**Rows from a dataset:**
****************

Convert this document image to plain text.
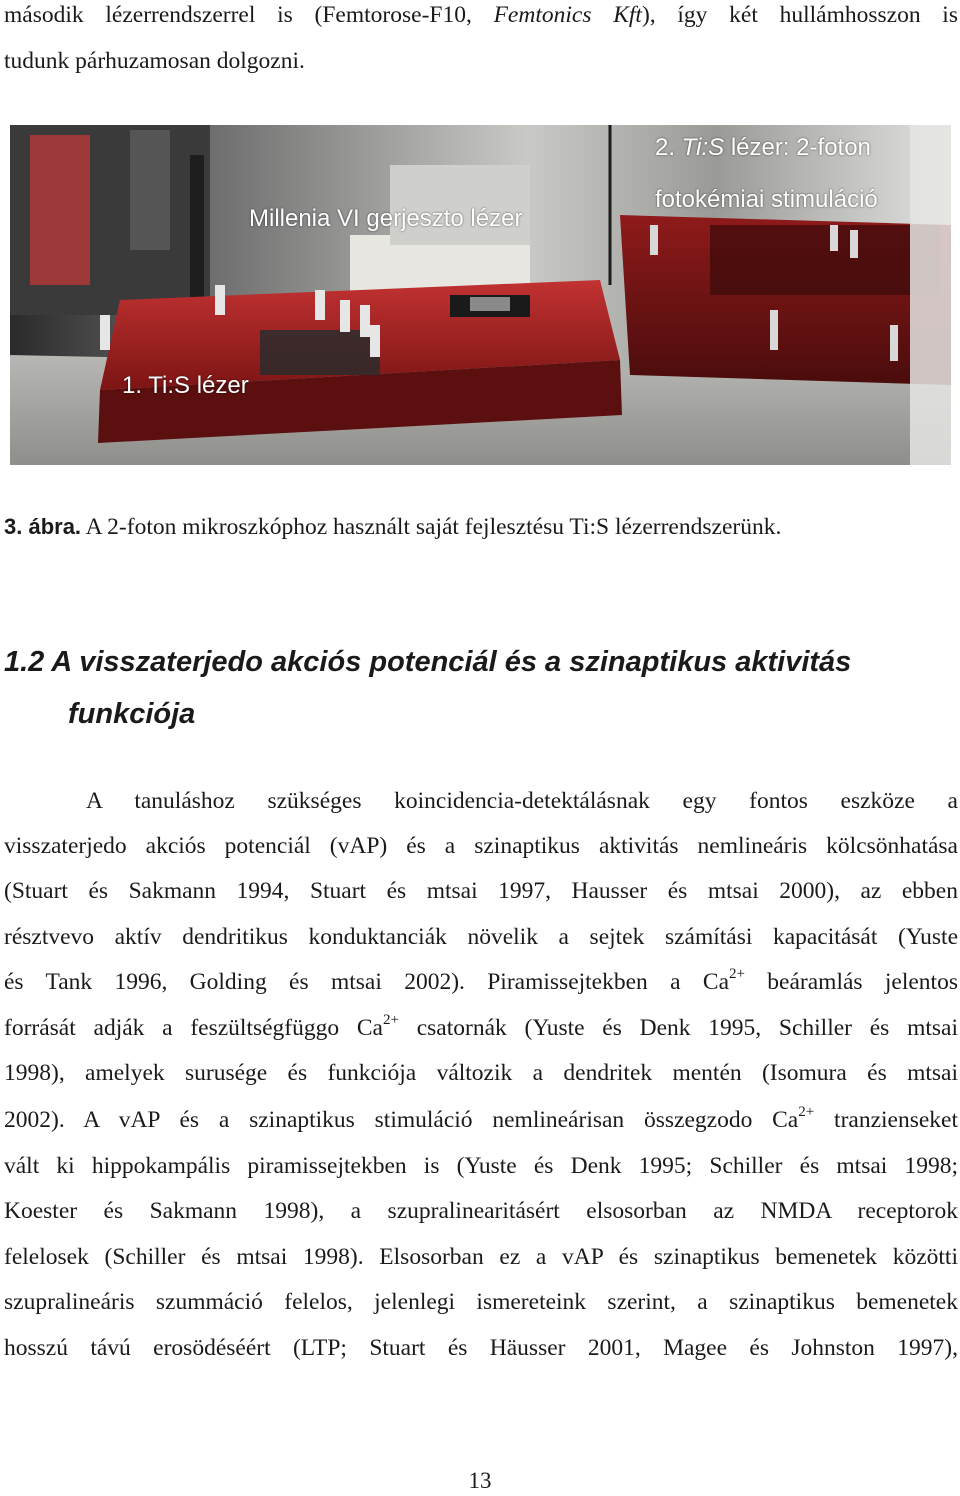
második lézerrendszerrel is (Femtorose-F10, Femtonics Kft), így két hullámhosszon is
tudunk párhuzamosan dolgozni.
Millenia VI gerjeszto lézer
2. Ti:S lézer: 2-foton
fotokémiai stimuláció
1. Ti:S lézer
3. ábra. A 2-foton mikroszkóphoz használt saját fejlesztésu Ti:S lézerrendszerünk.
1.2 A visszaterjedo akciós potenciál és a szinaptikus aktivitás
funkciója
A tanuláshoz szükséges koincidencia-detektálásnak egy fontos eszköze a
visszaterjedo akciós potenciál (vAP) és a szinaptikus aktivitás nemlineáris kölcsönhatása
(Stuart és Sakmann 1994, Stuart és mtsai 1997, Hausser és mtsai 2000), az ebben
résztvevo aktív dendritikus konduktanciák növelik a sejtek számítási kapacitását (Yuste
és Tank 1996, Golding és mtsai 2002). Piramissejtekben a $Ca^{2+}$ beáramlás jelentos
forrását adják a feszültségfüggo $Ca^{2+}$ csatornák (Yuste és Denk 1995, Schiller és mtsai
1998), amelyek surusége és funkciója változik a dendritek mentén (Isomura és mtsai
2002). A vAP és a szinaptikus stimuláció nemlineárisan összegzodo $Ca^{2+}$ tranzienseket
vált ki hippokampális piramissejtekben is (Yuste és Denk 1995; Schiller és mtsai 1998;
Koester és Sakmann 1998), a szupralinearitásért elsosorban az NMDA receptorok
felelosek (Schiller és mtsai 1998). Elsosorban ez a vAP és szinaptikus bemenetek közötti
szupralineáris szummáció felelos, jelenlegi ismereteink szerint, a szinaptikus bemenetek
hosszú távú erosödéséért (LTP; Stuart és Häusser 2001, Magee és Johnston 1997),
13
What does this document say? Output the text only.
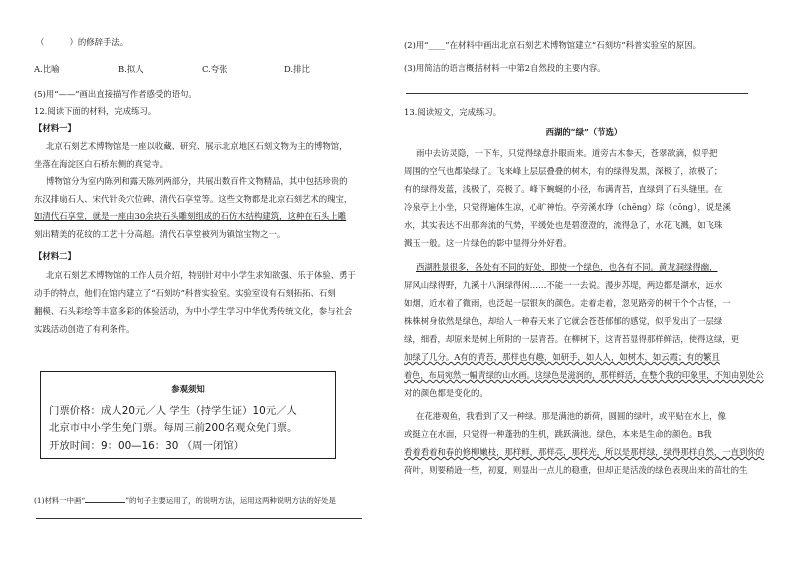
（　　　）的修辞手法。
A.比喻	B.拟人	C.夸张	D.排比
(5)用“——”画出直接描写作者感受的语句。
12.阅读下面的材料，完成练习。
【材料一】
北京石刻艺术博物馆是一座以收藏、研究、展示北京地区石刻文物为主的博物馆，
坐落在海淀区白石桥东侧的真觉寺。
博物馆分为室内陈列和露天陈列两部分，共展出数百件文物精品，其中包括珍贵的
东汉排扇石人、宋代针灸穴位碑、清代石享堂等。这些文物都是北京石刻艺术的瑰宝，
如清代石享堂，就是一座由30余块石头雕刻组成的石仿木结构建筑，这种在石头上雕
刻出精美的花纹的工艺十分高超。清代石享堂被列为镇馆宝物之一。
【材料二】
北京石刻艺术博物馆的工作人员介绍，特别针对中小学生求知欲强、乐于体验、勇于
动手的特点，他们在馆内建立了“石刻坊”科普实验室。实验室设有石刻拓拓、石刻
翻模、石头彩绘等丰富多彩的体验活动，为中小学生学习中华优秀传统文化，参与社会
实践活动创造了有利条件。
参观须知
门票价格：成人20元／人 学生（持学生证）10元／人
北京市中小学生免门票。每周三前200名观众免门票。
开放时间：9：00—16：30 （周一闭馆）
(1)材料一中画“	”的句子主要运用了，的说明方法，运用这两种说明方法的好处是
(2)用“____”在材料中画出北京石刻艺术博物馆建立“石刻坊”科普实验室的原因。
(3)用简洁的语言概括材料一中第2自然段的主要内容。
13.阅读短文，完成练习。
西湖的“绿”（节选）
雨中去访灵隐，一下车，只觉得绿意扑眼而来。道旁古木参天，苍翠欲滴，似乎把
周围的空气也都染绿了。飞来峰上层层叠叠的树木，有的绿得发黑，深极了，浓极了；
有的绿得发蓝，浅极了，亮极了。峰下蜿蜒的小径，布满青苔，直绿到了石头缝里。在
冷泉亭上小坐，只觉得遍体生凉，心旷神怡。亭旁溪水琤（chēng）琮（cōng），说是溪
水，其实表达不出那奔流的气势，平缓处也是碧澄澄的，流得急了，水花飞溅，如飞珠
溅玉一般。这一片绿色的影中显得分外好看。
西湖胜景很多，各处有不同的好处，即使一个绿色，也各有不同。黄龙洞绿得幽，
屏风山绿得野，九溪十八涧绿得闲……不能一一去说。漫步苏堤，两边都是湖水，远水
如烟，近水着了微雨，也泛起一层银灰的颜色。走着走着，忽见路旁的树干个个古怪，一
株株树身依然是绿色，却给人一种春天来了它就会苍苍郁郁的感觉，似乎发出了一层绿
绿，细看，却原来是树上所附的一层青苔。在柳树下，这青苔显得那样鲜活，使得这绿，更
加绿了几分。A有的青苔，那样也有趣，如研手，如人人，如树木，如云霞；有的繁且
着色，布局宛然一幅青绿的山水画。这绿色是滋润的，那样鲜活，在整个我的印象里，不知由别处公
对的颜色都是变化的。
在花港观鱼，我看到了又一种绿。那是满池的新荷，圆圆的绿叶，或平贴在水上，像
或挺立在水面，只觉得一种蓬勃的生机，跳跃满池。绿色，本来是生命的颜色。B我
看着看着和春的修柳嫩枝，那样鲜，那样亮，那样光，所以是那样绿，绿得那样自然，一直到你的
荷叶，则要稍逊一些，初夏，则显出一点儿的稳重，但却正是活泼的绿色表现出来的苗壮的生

****************

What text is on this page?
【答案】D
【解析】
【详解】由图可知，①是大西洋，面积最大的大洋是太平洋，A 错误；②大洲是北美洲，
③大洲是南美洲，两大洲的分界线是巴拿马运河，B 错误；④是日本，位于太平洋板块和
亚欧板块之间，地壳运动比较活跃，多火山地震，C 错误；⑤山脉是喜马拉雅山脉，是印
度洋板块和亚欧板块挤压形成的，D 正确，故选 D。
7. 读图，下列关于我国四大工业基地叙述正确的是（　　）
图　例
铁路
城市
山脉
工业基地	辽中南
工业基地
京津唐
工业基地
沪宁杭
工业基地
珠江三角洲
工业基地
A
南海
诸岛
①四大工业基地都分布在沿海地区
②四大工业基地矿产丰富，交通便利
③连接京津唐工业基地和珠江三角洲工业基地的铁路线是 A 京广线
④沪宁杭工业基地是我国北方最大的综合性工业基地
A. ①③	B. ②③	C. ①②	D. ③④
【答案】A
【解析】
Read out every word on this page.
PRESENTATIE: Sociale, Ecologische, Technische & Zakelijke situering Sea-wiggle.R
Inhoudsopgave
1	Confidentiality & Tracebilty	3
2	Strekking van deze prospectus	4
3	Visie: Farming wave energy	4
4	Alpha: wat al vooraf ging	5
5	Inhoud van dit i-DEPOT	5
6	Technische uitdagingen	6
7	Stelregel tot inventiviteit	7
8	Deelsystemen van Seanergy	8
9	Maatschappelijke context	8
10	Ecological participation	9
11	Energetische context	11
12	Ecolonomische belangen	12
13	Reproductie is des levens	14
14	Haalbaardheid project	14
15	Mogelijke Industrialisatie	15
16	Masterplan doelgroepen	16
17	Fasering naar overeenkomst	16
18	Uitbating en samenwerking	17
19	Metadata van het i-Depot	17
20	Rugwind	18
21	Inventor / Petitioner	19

****************

**Requirement:**
Determine the number of lines in the listing that contain the string "Sakmann". Write that number and nothing else.

**Answer to the problem:**
2